>> begin

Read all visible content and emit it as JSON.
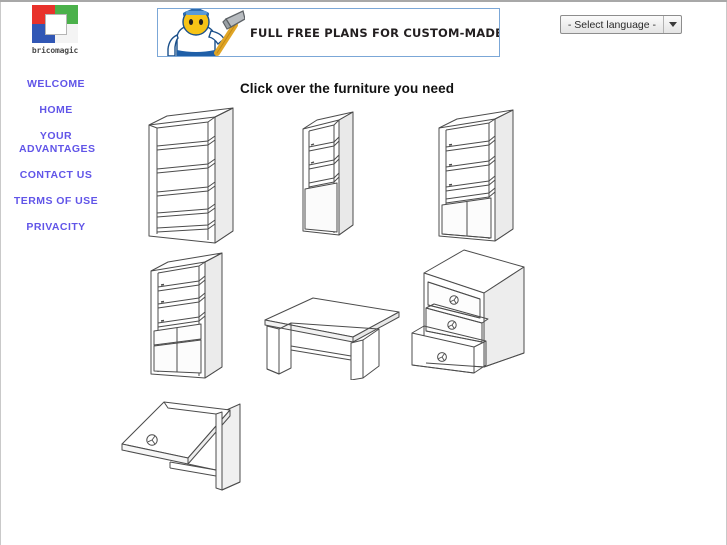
{
  "site": {
    "logo_word": "bricomagic",
    "logo_colors": {
      "top_left": "#e8322b",
      "top_right": "#4bb14b",
      "bottom_left": "#3157b5",
      "bottom_right": "#f2f2f2",
      "center": "#ffffff"
    }
  },
  "banner": {
    "text": "FULL FREE PLANS FOR CUSTOM-MADE FURNITURE",
    "border_color": "#7ba7d7",
    "figure_icon": "handyman-with-hammer-icon"
  },
  "language_selector": {
    "selected": "- Select language -",
    "arrow_icon": "chevron-down-icon"
  },
  "sidebar": {
    "link_color": "#6155e8",
    "items": [
      {
        "label": "WELCOME"
      },
      {
        "label": "HOME"
      },
      {
        "label": "YOUR ADVANTAGES"
      },
      {
        "label": "CONTACT US"
      },
      {
        "label": "TERMS OF USE"
      },
      {
        "label": "PRIVACITY"
      }
    ]
  },
  "main": {
    "heading": "Click over the furniture you need",
    "furniture": [
      {
        "name": "open-bookshelf-five-shelves",
        "alt": "Open bookshelf with five shelves"
      },
      {
        "name": "narrow-tall-cabinet-shelves-over-door",
        "alt": "Narrow tall cabinet, open shelves above a closed base"
      },
      {
        "name": "bookcase-with-two-door-base",
        "alt": "Bookcase with open shelves over a two-door base"
      },
      {
        "name": "bookcase-with-drawers-and-doors",
        "alt": "Bookcase with open shelves, drawers and two-door base"
      },
      {
        "name": "writing-desk",
        "alt": "Writing desk with panel legs"
      },
      {
        "name": "three-drawer-chest",
        "alt": "Three drawer chest with bottom drawer open"
      },
      {
        "name": "wall-cabinet-drop-down-door",
        "alt": "Wall cabinet with drop-down door"
      }
    ]
  }
}
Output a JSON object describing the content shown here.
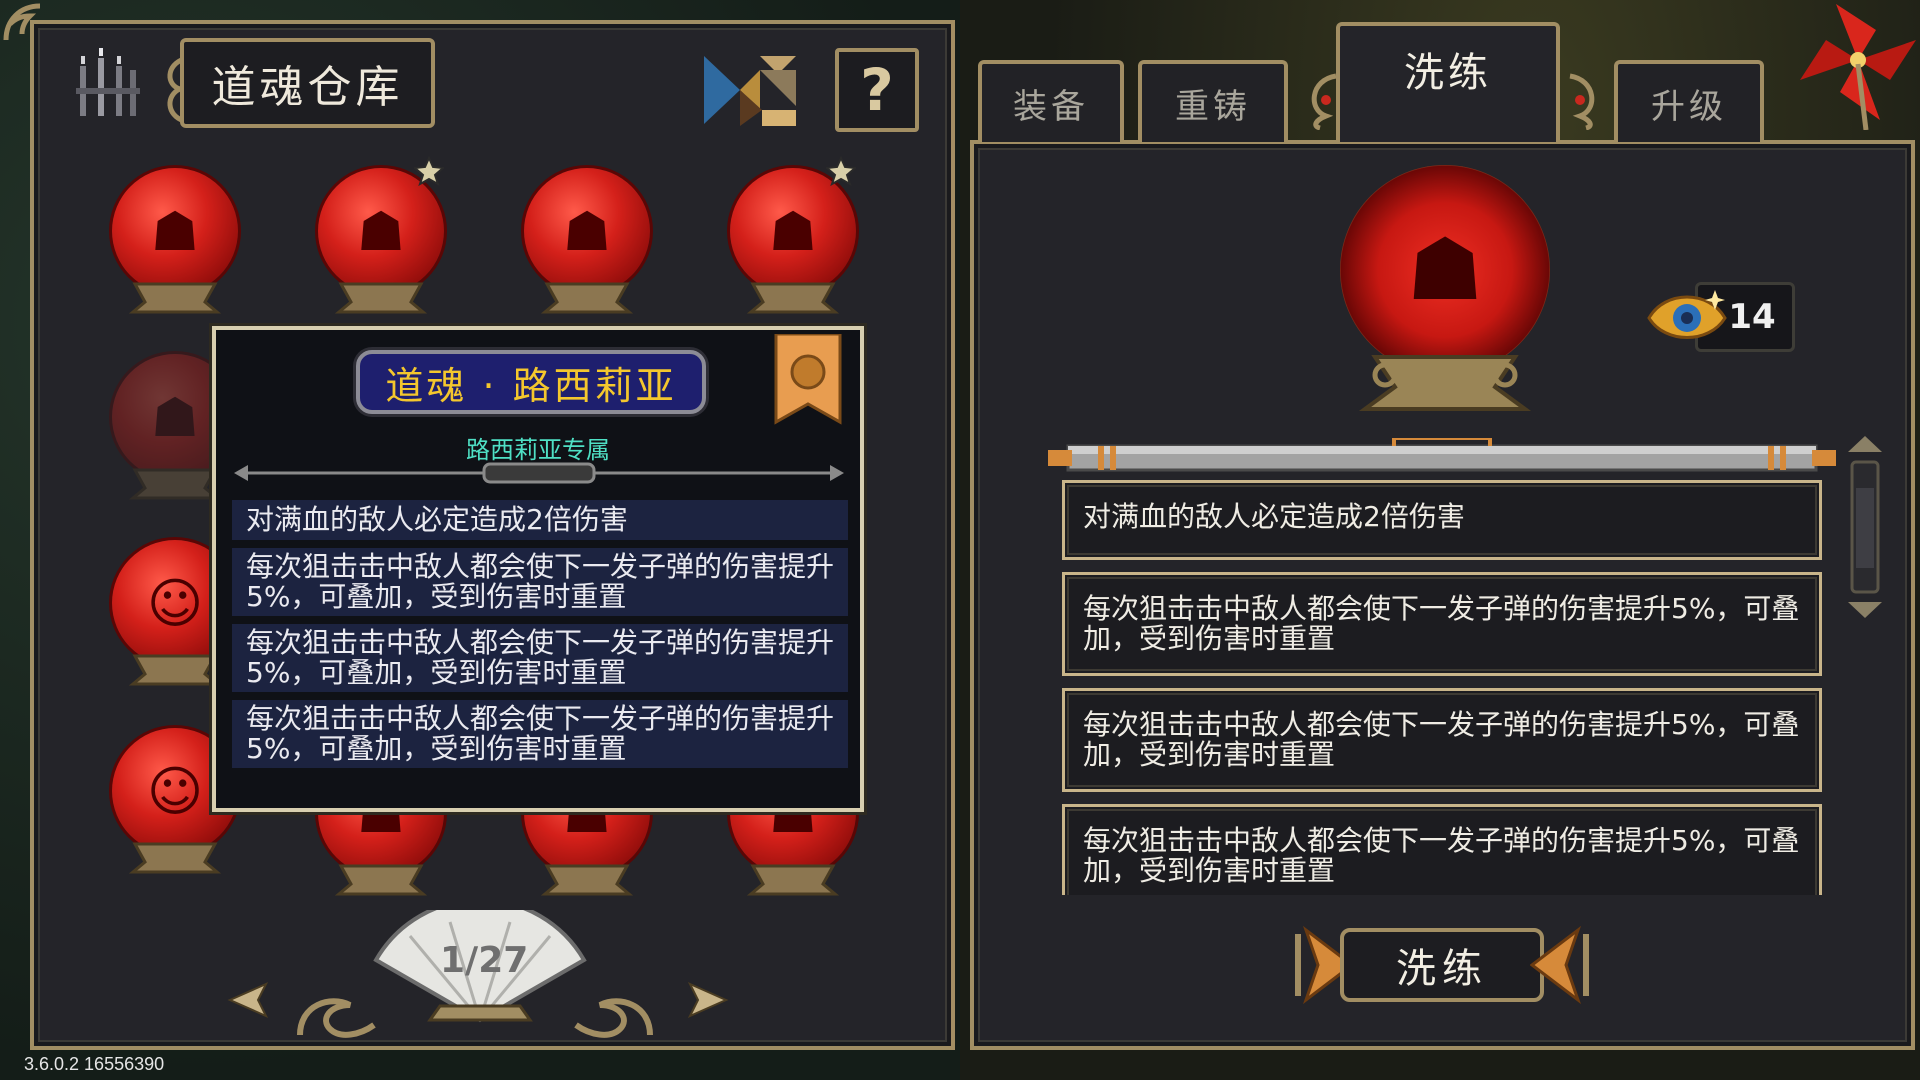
{
  "left_panel": {
    "title": "道魂仓库",
    "help_label": "?"
  },
  "tooltip": {
    "name": "道魂 · 路西莉亚",
    "subtitle": "路西莉亚专属",
    "lines": [
      "对满血的敌人必定造成2倍伤害",
      "每次狙击击中敌人都会使下一发子弹的伤害提升5%，可叠加，受到伤害时重置",
      "每次狙击击中敌人都会使下一发子弹的伤害提升5%，可叠加，受到伤害时重置",
      "每次狙击击中敌人都会使下一发子弹的伤害提升5%，可叠加，受到伤害时重置"
    ]
  },
  "pager": {
    "text": "1/27"
  },
  "version": "3.6.0.2 16556390",
  "tabs": [
    {
      "label": "装备",
      "active": false
    },
    {
      "label": "重铸",
      "active": false
    },
    {
      "label": "洗练",
      "active": true
    },
    {
      "label": "升级",
      "active": false
    }
  ],
  "currency": {
    "amount": "14"
  },
  "affixes": [
    "对满血的敌人必定造成2倍伤害",
    "每次狙击击中敌人都会使下一发子弹的伤害提升5%，可叠加，受到伤害时重置",
    "每次狙击击中敌人都会使下一发子弹的伤害提升5%，可叠加，受到伤害时重置",
    "每次狙击击中敌人都会使下一发子弹的伤害提升5%，可叠加，受到伤害时重置"
  ],
  "reroll_button": {
    "label": "洗练"
  },
  "colors": {
    "frame_gold": "#a28e63",
    "orb_red": "#d4201a",
    "tooltip_name": "#f4c72d",
    "tooltip_subtitle": "#4fe0c5",
    "name_plate_bg": "#1e1f6e"
  },
  "icons": {
    "soul_orb": "mask-glyph-icon",
    "star": "star-icon",
    "help": "question-icon",
    "currency": "eye-gem-icon"
  }
}
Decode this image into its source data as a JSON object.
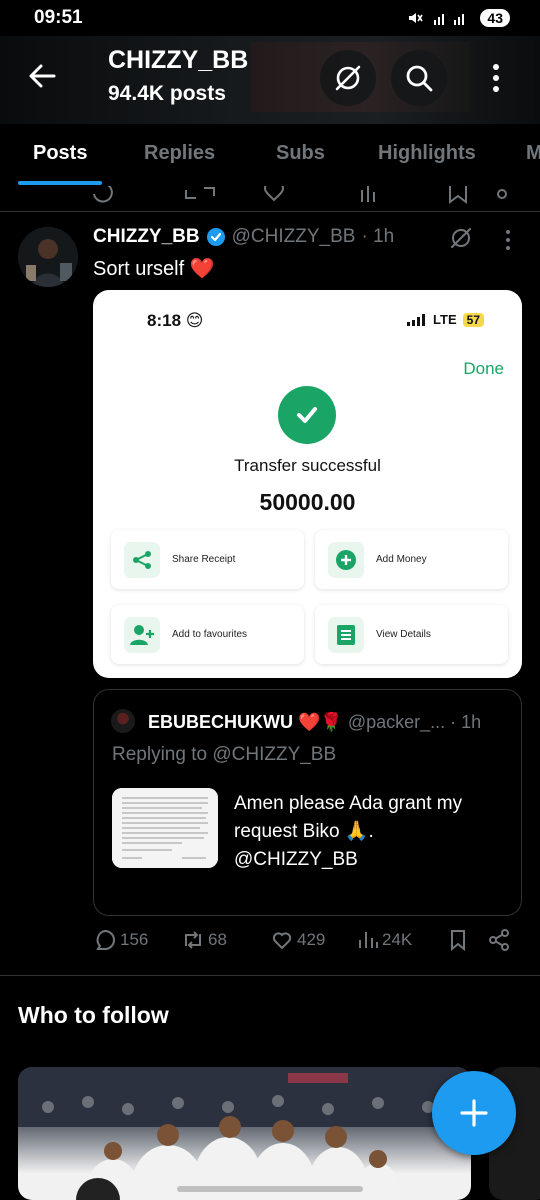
{
  "status_bar": {
    "time": "09:51",
    "battery": "43"
  },
  "header": {
    "name": "CHIZZY_BB",
    "posts": "94.4K posts"
  },
  "tabs": [
    {
      "label": "Posts"
    },
    {
      "label": "Replies"
    },
    {
      "label": "Subs"
    },
    {
      "label": "Highlights"
    },
    {
      "label": "M"
    }
  ],
  "tweet": {
    "name": "CHIZZY_BB",
    "handle": "@CHIZZY_BB",
    "time": "· 1h",
    "text": "Sort urself ❤️",
    "receipt": {
      "time": "8:18 😊",
      "network": "LTE",
      "battery": "57",
      "done": "Done",
      "message": "Transfer successful",
      "amount": "50000.00",
      "actions": [
        {
          "label": "Share Receipt",
          "icon": "share-icon"
        },
        {
          "label": "Add Money",
          "icon": "add-circle-icon"
        },
        {
          "label": "Add to favourites",
          "icon": "add-person-icon"
        },
        {
          "label": "View Details",
          "icon": "list-icon"
        }
      ]
    },
    "quote": {
      "name": "EBUBECHUKWU ❤️🌹",
      "handle": "@packer_...",
      "time": "· 1h",
      "replying_prefix": "Replying to",
      "replying_to": "@CHIZZY_BB",
      "text": "Amen please Ada grant my request Biko 🙏.",
      "mention": "@CHIZZY_BB"
    },
    "stats": {
      "replies": "156",
      "reposts": "68",
      "likes": "429",
      "views": "24K"
    }
  },
  "who_to_follow": {
    "title": "Who to follow"
  },
  "colors": {
    "accent": "#1d9bf0",
    "success": "#1aa566",
    "background": "#000000",
    "muted": "#71767b"
  }
}
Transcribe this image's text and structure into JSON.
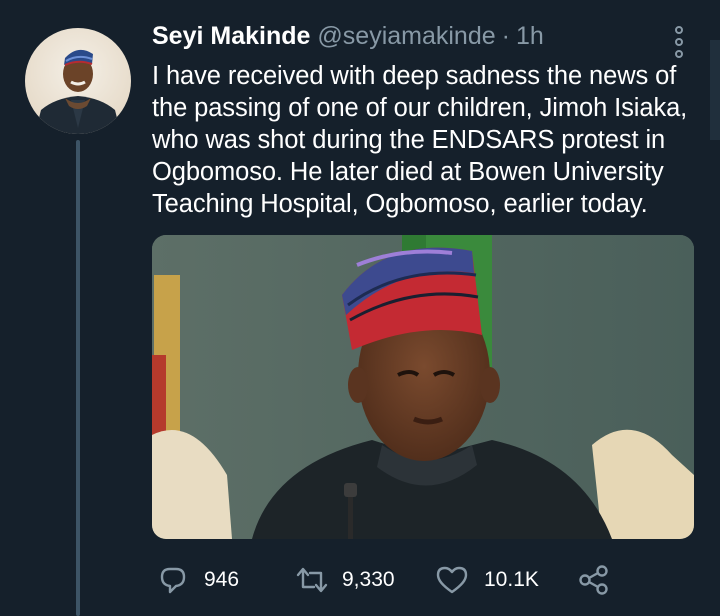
{
  "tweet": {
    "author_name": "Seyi Makinde",
    "author_handle": "@seyiamakinde",
    "separator": "·",
    "time": "1h",
    "text": "I have received with deep sadness the news of the passing of one of our children, Jimoh Isiaka, who was shot during the ENDSARS protest in Ogbomoso. He later died at Bowen University Teaching Hospital, Ogbomoso, earlier today."
  },
  "actions": {
    "reply_icon": "reply-icon",
    "reply_count": "946",
    "retweet_icon": "retweet-icon",
    "retweet_count": "9,330",
    "like_icon": "heart-icon",
    "like_count": "10.1K",
    "share_icon": "share-icon"
  },
  "colors": {
    "background": "#15202b",
    "secondary_text": "#8899a6",
    "thread_line": "#3d5466"
  }
}
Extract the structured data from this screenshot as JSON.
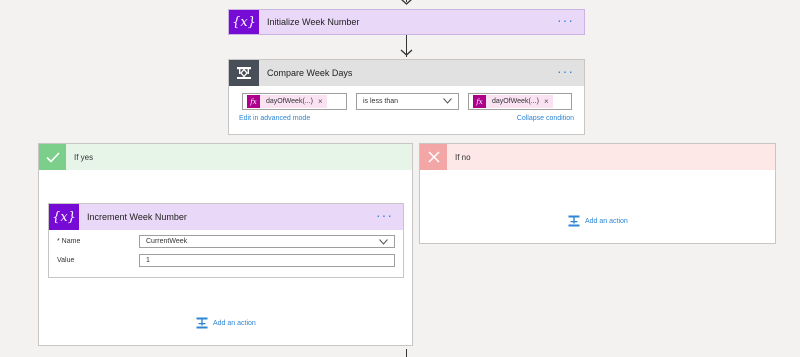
{
  "init_step": {
    "title": "Initialize Week Number",
    "icon": "{x}"
  },
  "condition_step": {
    "title": "Compare Week Days",
    "left_token": "dayOfWeek(...)",
    "operator": "is less than",
    "right_token": "dayOfWeek(...)",
    "token_icon": "fx",
    "token_remove": "×",
    "edit_advanced": "Edit in advanced mode",
    "collapse": "Collapse condition"
  },
  "yes_branch": {
    "label": "If yes",
    "increment_step": {
      "title": "Increment Week Number",
      "icon": "{x}",
      "name_label": "* Name",
      "name_value": "CurrentWeek",
      "value_label": "Value",
      "value_value": "1"
    },
    "add_action": "Add an action"
  },
  "no_branch": {
    "label": "If no",
    "add_action": "Add an action"
  },
  "more_options": "···",
  "colors": {
    "variable_purple": "#770bd6",
    "variable_header_bg": "#e9d8f7",
    "condition_dark": "#484f58",
    "condition_header_bg": "#e1e1e1",
    "yes_green": "#7ccf8b",
    "yes_header_bg": "#e7f5e9",
    "no_red": "#f3a6a6",
    "no_header_bg": "#fde7e7",
    "link_blue": "#2f86d5",
    "fx_magenta": "#ad008c"
  }
}
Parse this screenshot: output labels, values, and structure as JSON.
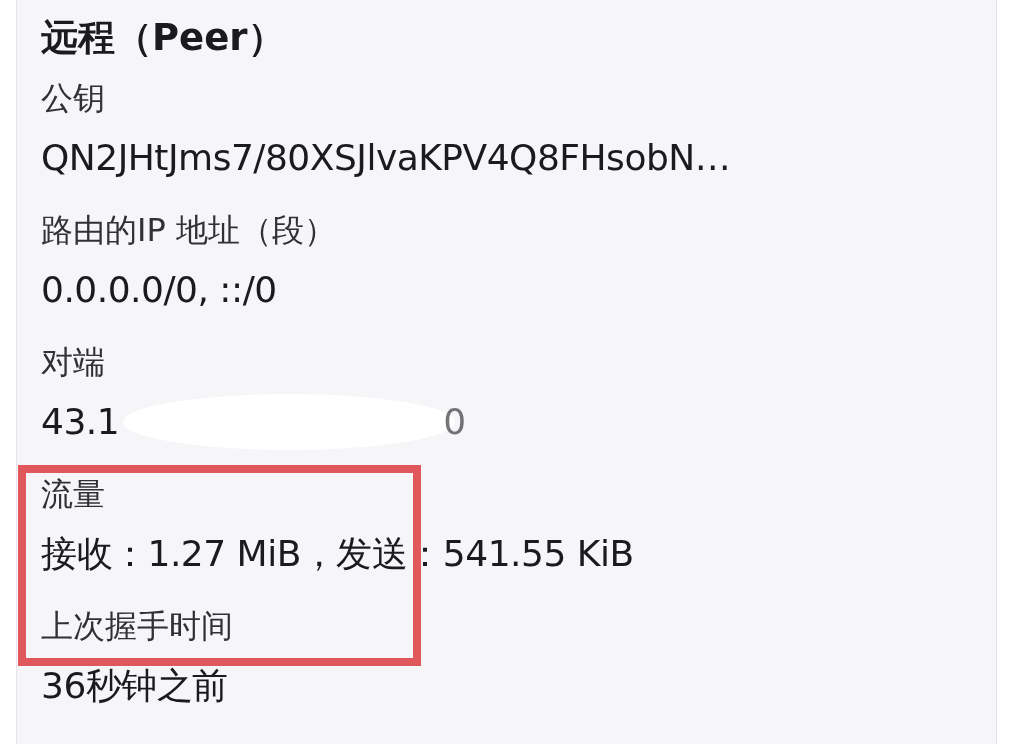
{
  "title": "远程（Peer）",
  "fields": [
    {
      "label": "公钥",
      "value": "QN2JHtJms7/80XSJlvaKPV4Q8FHsobN…"
    },
    {
      "label": "路由的IP 地址（段）",
      "value": "0.0.0.0/0, ::/0"
    },
    {
      "label": "对端",
      "value": "43.1",
      "redacted": true,
      "value_tail": "0"
    },
    {
      "label": "流量",
      "value": "接收：1.27 MiB，发送：541.55 KiB"
    },
    {
      "label": "上次握手时间",
      "value": "36秒钟之前"
    }
  ],
  "highlight": {
    "color": "#e0575c"
  }
}
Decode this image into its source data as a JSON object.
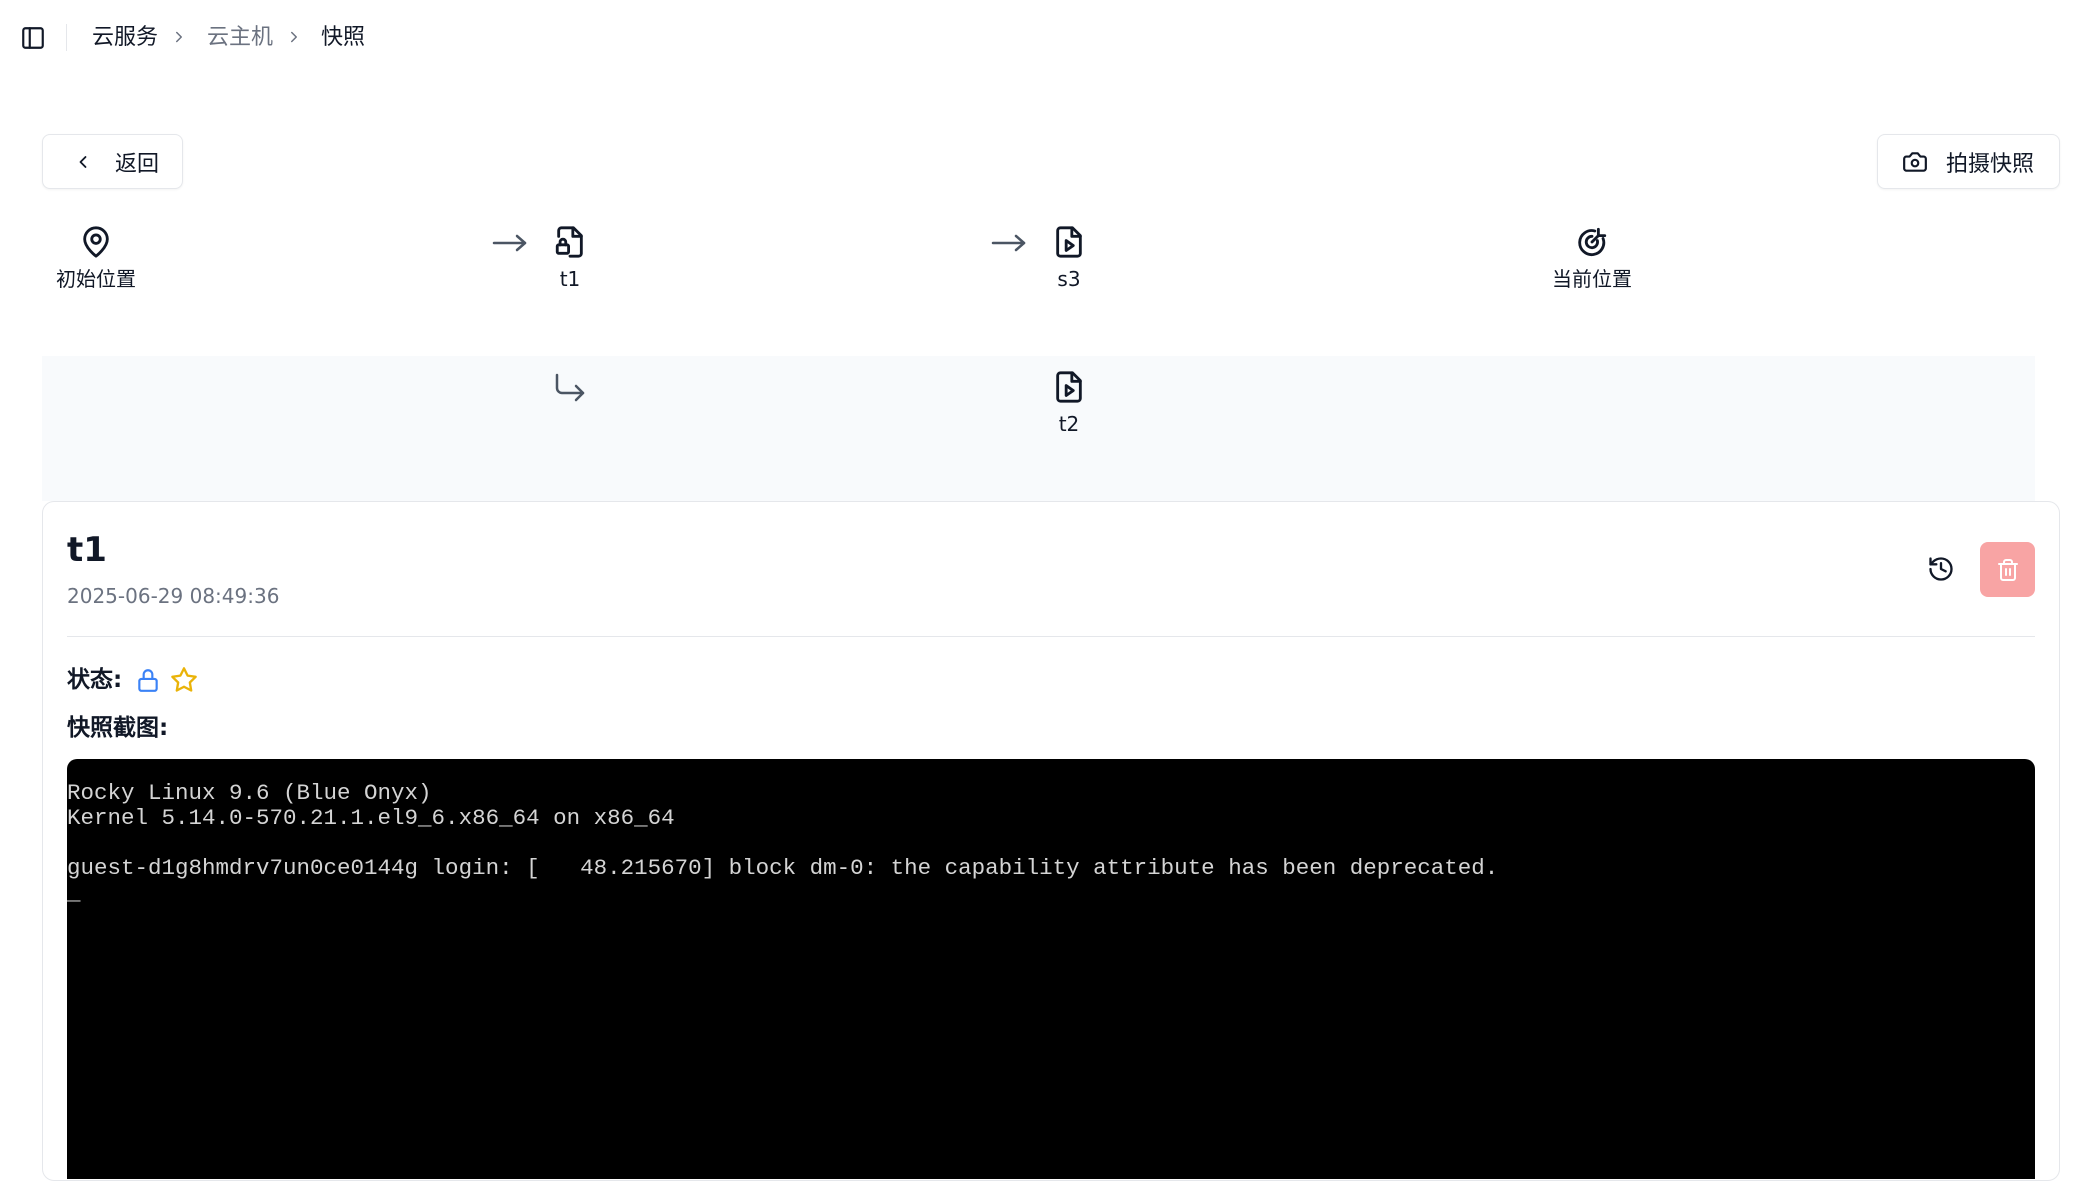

>> end

• _WHAT YOU HAVE TO DO_
The lines to repeat start at the one holding "Parse this screenshot: output" and run through the last line of the records above; write them out exactly, both ends included, but not the pictures.

• _REPLY_
Parse this screenshot: output labels, values, and structure as JSON.
{
  "title": "远程（Peer）",
  "fields": [
    {
      "label": "公钥",
      "value": "QN2JHtJms7/80XSJlvaKPV4Q8FHsobN…"
    },
    {
      "label": "路由的IP 地址（段）",
      "value": "0.0.0.0/0, ::/0"
    },
    {
      "label": "对端",
      "value": "43.1",
      "redacted": true,
      "value_tail": "0"
    },
    {
      "label": "流量",
      "value": "接收：1.27 MiB，发送：541.55 KiB"
    },
    {
      "label": "上次握手时间",
      "value": "36秒钟之前"
    }
  ],
  "highlight": {
    "color": "#e0575c"
  }
}
Decode this image into its source data as a JSON object.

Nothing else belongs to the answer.